--- EXERCISE REQUIREMENTS ---
Write out all the entries word for word and omit any pictures.

--- Figure collection entries ---
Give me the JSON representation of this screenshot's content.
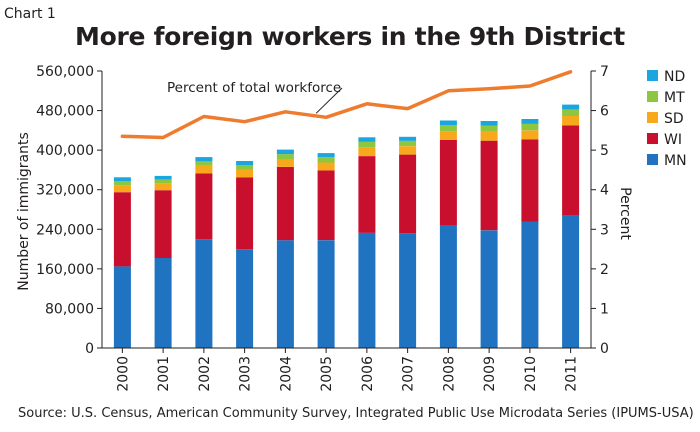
{
  "header": {
    "chart_label": "Chart 1",
    "title": "More foreign workers in the 9th District"
  },
  "footer": {
    "source": "Source: U.S. Census, American Community Survey, Integrated Public Use Microdata Series (IPUMS-USA)"
  },
  "colors": {
    "ND": "#1aa6de",
    "MT": "#8dc63f",
    "SD": "#f7a81b",
    "WI": "#c8102e",
    "MN": "#1f73c1",
    "line": "#ef7b2f"
  },
  "chart_data": {
    "type": "bar",
    "stacked": true,
    "categories": [
      "2000",
      "2001",
      "2002",
      "2003",
      "2004",
      "2005",
      "2006",
      "2007",
      "2008",
      "2009",
      "2010",
      "2011"
    ],
    "series": [
      {
        "name": "MN",
        "values": [
          165000,
          182000,
          220000,
          200000,
          218000,
          218000,
          233000,
          232000,
          248000,
          238000,
          255000,
          268000
        ]
      },
      {
        "name": "WI",
        "values": [
          150000,
          137000,
          133000,
          145000,
          148000,
          141000,
          155000,
          159000,
          173000,
          181000,
          167000,
          182000
        ]
      },
      {
        "name": "SD",
        "values": [
          14000,
          14000,
          15000,
          15000,
          16000,
          16000,
          17000,
          17000,
          17000,
          18000,
          18000,
          19000
        ]
      },
      {
        "name": "MT",
        "values": [
          8000,
          8000,
          10000,
          10000,
          10000,
          11000,
          12000,
          11000,
          13000,
          13000,
          13000,
          13000
        ]
      },
      {
        "name": "ND",
        "values": [
          8000,
          7000,
          8000,
          8000,
          9000,
          8000,
          9000,
          8000,
          9000,
          9000,
          10000,
          10000
        ]
      }
    ],
    "line": {
      "name": "Percent of total workforce",
      "axis": "right",
      "values": [
        5.35,
        5.32,
        5.85,
        5.72,
        5.97,
        5.83,
        6.17,
        6.05,
        6.5,
        6.55,
        6.62,
        6.98
      ]
    },
    "ylabel": "Number of immigrants",
    "ylim": [
      0,
      560000
    ],
    "yticks": [
      "0",
      "80,000",
      "160,000",
      "240,000",
      "320,000",
      "400,000",
      "480,000",
      "560,000"
    ],
    "y2label": "Percent",
    "y2lim": [
      0,
      7
    ],
    "y2ticks": [
      "0",
      "1",
      "2",
      "3",
      "4",
      "5",
      "6",
      "7"
    ],
    "legend_order": [
      "ND",
      "MT",
      "SD",
      "WI",
      "MN"
    ],
    "legend_position": "right",
    "grid": false
  }
}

--- THE RESPONSE ---
Give me the JSON representation of this screenshot's content.
{
  "header": {
    "chart_label": "Chart 1",
    "title": "More foreign workers in the 9th District"
  },
  "footer": {
    "source": "Source: U.S. Census, American Community Survey, Integrated Public Use Microdata Series (IPUMS-USA)"
  },
  "colors": {
    "ND": "#1aa6de",
    "MT": "#8dc63f",
    "SD": "#f7a81b",
    "WI": "#c8102e",
    "MN": "#1f73c1",
    "line": "#ef7b2f"
  },
  "chart_data": {
    "type": "bar",
    "stacked": true,
    "categories": [
      "2000",
      "2001",
      "2002",
      "2003",
      "2004",
      "2005",
      "2006",
      "2007",
      "2008",
      "2009",
      "2010",
      "2011"
    ],
    "series": [
      {
        "name": "MN",
        "values": [
          165000,
          182000,
          220000,
          200000,
          218000,
          218000,
          233000,
          232000,
          248000,
          238000,
          255000,
          268000
        ]
      },
      {
        "name": "WI",
        "values": [
          150000,
          137000,
          133000,
          145000,
          148000,
          141000,
          155000,
          159000,
          173000,
          181000,
          167000,
          182000
        ]
      },
      {
        "name": "SD",
        "values": [
          14000,
          14000,
          15000,
          15000,
          16000,
          16000,
          17000,
          17000,
          17000,
          18000,
          18000,
          19000
        ]
      },
      {
        "name": "MT",
        "values": [
          8000,
          8000,
          10000,
          10000,
          10000,
          11000,
          12000,
          11000,
          13000,
          13000,
          13000,
          13000
        ]
      },
      {
        "name": "ND",
        "values": [
          8000,
          7000,
          8000,
          8000,
          9000,
          8000,
          9000,
          8000,
          9000,
          9000,
          10000,
          10000
        ]
      }
    ],
    "line": {
      "name": "Percent of total workforce",
      "axis": "right",
      "values": [
        5.35,
        5.32,
        5.85,
        5.72,
        5.97,
        5.83,
        6.17,
        6.05,
        6.5,
        6.55,
        6.62,
        6.98
      ]
    },
    "ylabel": "Number of immigrants",
    "ylim": [
      0,
      560000
    ],
    "yticks": [
      "0",
      "80,000",
      "160,000",
      "240,000",
      "320,000",
      "400,000",
      "480,000",
      "560,000"
    ],
    "y2label": "Percent",
    "y2lim": [
      0,
      7
    ],
    "y2ticks": [
      "0",
      "1",
      "2",
      "3",
      "4",
      "5",
      "6",
      "7"
    ],
    "legend_order": [
      "ND",
      "MT",
      "SD",
      "WI",
      "MN"
    ],
    "legend_position": "right",
    "grid": false
  }
}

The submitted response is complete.